• _Given problem_: Locate the string "this" throughout the material and copy every line in which it occurs.

• _Given data_:
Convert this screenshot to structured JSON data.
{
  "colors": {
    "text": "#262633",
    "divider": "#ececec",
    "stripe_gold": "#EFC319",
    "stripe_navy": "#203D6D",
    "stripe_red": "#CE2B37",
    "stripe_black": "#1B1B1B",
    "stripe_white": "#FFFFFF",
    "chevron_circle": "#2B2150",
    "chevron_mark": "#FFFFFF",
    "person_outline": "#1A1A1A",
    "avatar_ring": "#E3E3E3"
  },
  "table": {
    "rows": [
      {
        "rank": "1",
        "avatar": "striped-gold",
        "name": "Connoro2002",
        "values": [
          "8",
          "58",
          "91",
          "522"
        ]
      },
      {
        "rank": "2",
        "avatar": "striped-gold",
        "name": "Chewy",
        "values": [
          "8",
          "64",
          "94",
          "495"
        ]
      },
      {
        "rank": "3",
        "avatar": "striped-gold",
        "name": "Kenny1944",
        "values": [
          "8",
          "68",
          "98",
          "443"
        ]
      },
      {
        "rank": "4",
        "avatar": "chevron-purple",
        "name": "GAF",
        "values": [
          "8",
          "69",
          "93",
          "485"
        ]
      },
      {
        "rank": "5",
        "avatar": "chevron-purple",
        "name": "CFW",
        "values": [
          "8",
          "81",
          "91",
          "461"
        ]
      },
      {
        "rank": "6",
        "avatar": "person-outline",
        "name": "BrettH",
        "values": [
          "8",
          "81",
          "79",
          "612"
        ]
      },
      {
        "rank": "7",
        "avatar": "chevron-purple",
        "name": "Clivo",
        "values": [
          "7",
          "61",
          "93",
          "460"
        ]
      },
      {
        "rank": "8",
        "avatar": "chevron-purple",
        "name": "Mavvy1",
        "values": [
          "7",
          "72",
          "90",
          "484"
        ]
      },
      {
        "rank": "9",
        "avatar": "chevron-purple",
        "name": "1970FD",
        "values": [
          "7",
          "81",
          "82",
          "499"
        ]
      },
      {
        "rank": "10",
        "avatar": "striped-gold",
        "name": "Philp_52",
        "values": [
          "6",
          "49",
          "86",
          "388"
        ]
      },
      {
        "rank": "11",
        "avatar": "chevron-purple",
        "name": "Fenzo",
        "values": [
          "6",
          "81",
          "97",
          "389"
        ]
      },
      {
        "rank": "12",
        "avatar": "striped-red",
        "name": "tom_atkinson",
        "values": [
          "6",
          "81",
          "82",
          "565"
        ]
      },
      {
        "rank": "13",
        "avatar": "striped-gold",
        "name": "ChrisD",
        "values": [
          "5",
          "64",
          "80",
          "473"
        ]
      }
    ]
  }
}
--
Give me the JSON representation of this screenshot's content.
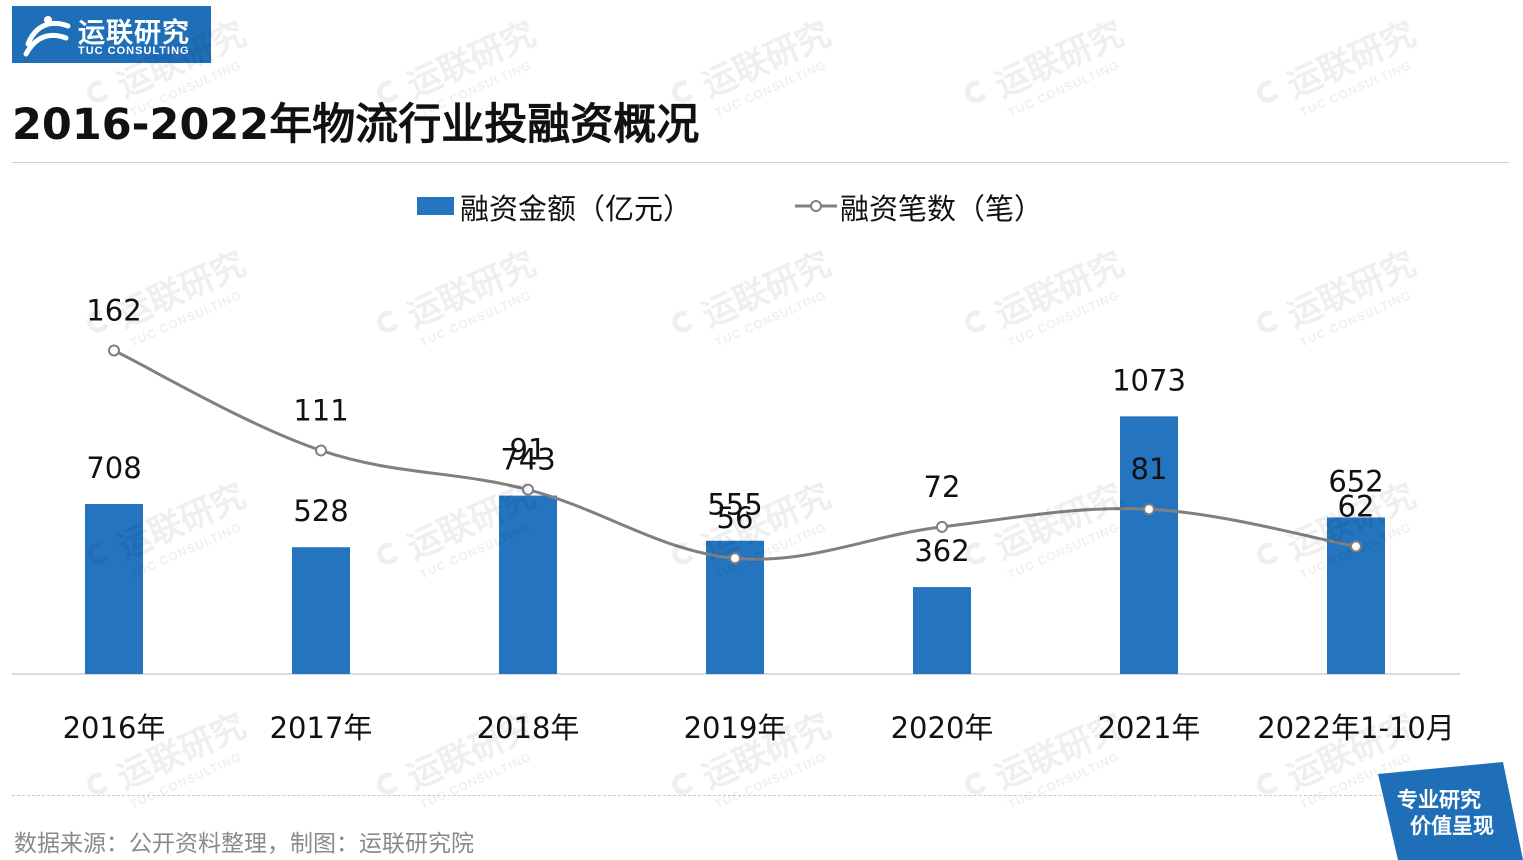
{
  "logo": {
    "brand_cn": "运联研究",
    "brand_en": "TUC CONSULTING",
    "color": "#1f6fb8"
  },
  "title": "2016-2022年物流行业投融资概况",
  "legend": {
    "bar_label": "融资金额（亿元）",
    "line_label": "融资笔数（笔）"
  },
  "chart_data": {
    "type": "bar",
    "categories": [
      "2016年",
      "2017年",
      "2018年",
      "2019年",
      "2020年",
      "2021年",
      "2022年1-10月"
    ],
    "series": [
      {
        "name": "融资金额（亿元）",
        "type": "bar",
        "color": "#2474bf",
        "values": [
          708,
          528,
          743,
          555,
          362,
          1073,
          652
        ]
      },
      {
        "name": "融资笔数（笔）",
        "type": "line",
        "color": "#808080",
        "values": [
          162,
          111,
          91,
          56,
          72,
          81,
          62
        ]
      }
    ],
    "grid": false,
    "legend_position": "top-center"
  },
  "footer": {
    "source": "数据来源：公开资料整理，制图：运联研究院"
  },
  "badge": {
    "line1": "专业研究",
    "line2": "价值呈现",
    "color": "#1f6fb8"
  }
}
* * *
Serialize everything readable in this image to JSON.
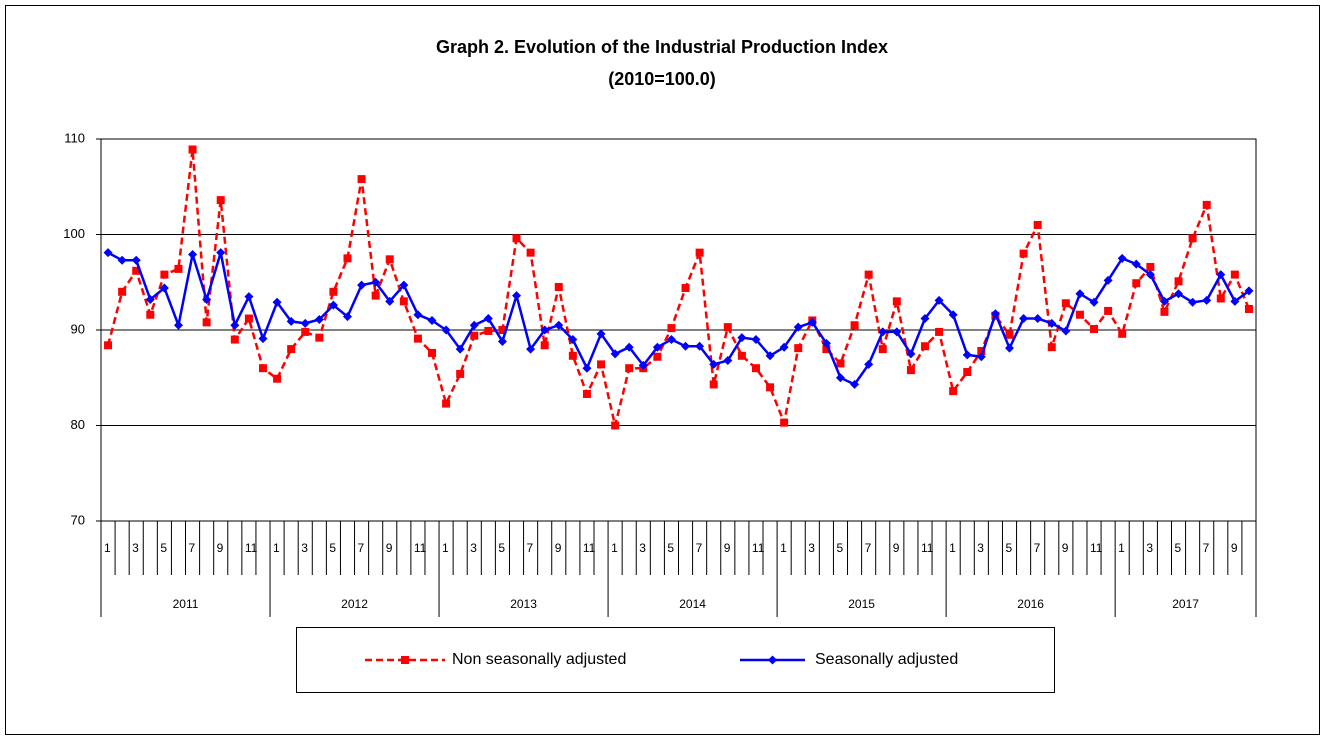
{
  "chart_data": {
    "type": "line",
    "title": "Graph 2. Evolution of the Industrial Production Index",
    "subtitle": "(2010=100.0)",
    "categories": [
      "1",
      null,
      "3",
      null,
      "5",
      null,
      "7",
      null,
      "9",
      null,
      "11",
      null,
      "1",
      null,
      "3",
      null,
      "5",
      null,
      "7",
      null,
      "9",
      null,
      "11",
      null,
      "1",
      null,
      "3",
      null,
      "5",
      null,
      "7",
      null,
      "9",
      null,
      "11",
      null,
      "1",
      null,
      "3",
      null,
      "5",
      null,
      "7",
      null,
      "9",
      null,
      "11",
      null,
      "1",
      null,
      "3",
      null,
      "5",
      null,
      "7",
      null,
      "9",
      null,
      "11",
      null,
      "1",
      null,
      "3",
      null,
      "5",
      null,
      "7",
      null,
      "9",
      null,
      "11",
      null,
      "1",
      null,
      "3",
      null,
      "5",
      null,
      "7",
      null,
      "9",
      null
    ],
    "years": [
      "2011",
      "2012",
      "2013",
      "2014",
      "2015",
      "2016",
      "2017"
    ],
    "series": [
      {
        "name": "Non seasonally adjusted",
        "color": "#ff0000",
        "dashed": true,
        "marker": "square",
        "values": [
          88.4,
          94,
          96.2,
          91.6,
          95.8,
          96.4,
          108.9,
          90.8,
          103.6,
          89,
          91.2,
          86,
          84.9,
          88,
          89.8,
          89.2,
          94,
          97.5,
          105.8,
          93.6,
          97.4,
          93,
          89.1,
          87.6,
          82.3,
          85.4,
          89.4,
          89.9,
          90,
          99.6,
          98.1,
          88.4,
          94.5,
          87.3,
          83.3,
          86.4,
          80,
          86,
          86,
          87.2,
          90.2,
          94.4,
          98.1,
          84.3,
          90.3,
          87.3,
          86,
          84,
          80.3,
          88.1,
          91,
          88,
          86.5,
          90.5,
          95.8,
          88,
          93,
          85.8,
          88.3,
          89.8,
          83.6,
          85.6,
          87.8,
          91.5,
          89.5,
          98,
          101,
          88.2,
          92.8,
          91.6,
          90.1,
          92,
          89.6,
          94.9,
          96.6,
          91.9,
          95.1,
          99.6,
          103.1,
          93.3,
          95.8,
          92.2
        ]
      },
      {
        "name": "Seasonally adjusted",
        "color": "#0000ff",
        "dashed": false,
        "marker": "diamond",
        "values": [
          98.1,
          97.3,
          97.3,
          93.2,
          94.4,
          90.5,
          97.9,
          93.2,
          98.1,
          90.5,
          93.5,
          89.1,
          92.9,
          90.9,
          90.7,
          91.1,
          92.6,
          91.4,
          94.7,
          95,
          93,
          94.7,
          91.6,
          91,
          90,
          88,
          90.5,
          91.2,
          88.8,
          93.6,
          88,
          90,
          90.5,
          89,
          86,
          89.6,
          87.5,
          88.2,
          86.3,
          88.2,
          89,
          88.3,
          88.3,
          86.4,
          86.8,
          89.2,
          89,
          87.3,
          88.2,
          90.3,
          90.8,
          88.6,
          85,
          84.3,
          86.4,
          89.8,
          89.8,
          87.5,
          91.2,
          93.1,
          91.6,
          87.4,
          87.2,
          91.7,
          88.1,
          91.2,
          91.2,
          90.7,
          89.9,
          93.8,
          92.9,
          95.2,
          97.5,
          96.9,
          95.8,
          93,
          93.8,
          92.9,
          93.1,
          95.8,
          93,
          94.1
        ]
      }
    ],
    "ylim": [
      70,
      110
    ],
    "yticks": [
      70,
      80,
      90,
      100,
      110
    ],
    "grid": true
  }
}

• _Solution to the problem_:
Convert this screenshot to structured JSON data.
Give me the JSON representation of this screenshot's content.
Serialize everything readable in this image to JSON.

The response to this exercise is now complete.